### DOCUMENT SECTION
FIGURE 4. Blockage of integrin αvβ3 activity inhibits doxycycline-induced gene expression in breast cancer MDA-MB-231 cells. MDA-MB-231 cells were pre-treated with HSDVHK-NH2 (10 µM) for 24 h, then treated with doxycycline (60 µM) for 24 h. Cells were harvested. RNA was extracted for qPCR. Numbers of independent studies (n) = 3. ANOVA was used to assess statistical significance. *p < 0.05, **p < 0.01, ***p < 0.001, compared to the untreated control. ##p < 0.01, ###p < 0.001, compared to doxycycline alone.
Since our findings (Figure 3) and others had shown that doxycycline inhibited ERK1/2 activation, we further investigated the role of the ERK1/2-dependent signal transduction pathway in doxycycline-induced biological activities in breast cancer MDA-MB-231 cells. MDA-MB-231 cells were treated with 60 µM doxycycline in the presence or absence of an ERK1/2 inhibitor, PD98059 (25 µM) for 24 h. Cells were harvested and total RNA was extracted for qPCR (Figure 5). The results are similar to Figure 4. Doxycycline inhibited CCND1 and c-Myc in MDA-MB-231 cells, whereas integrin αv, integrin β3, VEGF-A, MMP-9, and Bad were not suppressed. These results were consistent with pre-treatment of HSDVHK-NH2. In addition, the gene expressions of integrin β3, the proliferative genes (CCND1), the angiogenic gene (VEGF-A), and the migration-related gene (MMP9) were further inhibited by PD98059 significantly. However, the pro-apoptotic gene (CASP2 and Bad) was significantly activated by PD98059. These results indicate that activated ERK1/2 is involved in doxycycline-induced gene expressions.
FIGURE 5. ERK1/2 activation plays an important role in doxycycline-induced gene expression in breast cancer MDA-MB-231 cells. MDA-MB-231 cells were pre-treated with PD98059 (25 µM) for 24 h, then treated with doxycycline (60 µM) for 24 h. Cells were harvested. RNA was extracted for qPCR. Numbers of independent studies (n) = 3. ANOVA was used to assess statistical significance. **p < 0.01, ***p < 0.001, compared to the untreated control. #p < 0.05, ##p < 0.01, ###p < 0.001, compared to doxycycline alone.

### RECORDS PROVIDED
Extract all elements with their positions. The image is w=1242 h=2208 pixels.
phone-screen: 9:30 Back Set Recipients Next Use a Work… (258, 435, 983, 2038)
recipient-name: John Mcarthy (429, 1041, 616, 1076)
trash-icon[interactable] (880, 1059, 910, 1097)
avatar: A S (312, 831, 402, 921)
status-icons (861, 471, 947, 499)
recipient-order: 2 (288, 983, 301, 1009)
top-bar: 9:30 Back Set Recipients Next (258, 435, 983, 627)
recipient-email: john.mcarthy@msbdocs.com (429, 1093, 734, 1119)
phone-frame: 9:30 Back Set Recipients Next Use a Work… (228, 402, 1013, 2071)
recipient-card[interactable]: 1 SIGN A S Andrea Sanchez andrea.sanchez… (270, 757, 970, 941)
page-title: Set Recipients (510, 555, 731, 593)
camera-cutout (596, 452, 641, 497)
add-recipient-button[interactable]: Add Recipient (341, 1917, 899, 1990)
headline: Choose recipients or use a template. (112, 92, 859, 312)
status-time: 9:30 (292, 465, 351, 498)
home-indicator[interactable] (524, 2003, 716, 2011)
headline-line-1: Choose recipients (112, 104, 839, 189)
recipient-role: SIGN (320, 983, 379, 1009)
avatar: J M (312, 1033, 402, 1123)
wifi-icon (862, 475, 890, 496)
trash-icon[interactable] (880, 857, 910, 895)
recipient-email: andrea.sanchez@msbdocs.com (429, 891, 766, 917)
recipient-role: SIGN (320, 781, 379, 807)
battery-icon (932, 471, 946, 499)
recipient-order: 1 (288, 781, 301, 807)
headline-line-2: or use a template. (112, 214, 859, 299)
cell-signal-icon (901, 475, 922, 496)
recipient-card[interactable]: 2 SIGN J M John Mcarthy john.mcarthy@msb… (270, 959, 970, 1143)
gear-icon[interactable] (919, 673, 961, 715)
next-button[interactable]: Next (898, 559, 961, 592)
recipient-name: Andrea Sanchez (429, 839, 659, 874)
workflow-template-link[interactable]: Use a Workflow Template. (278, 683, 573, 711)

### WHAT NEEDS TO BE DONE
Retype everything in the doxycycline passage from "FIGURE 5. ERK1/2" down to "0.05, ##p < 0.01, ###p < 0.001, compared to doxycycline alone.", keeping every word and symbol unchanged. The records were drawn from a separate source.

### EXERCISE ANSWER
FIGURE 5. ERK1/2 activation plays an important role in doxycycline-induced gene expression in breast cancer MDA-MB-231 cells. MDA-MB-231 cells were pre-treated with PD98059 (25 µM) for 24 h, then treated with doxycycline (60 µM) for 24 h. Cells were harvested. RNA was extracted for qPCR. Numbers of independent studies (n) = 3. ANOVA was used to assess statistical significance. **p < 0.01, ***p < 0.001, compared to the untreated control. #p < 0.05, ##p < 0.01, ###p < 0.001, compared to doxycycline alone.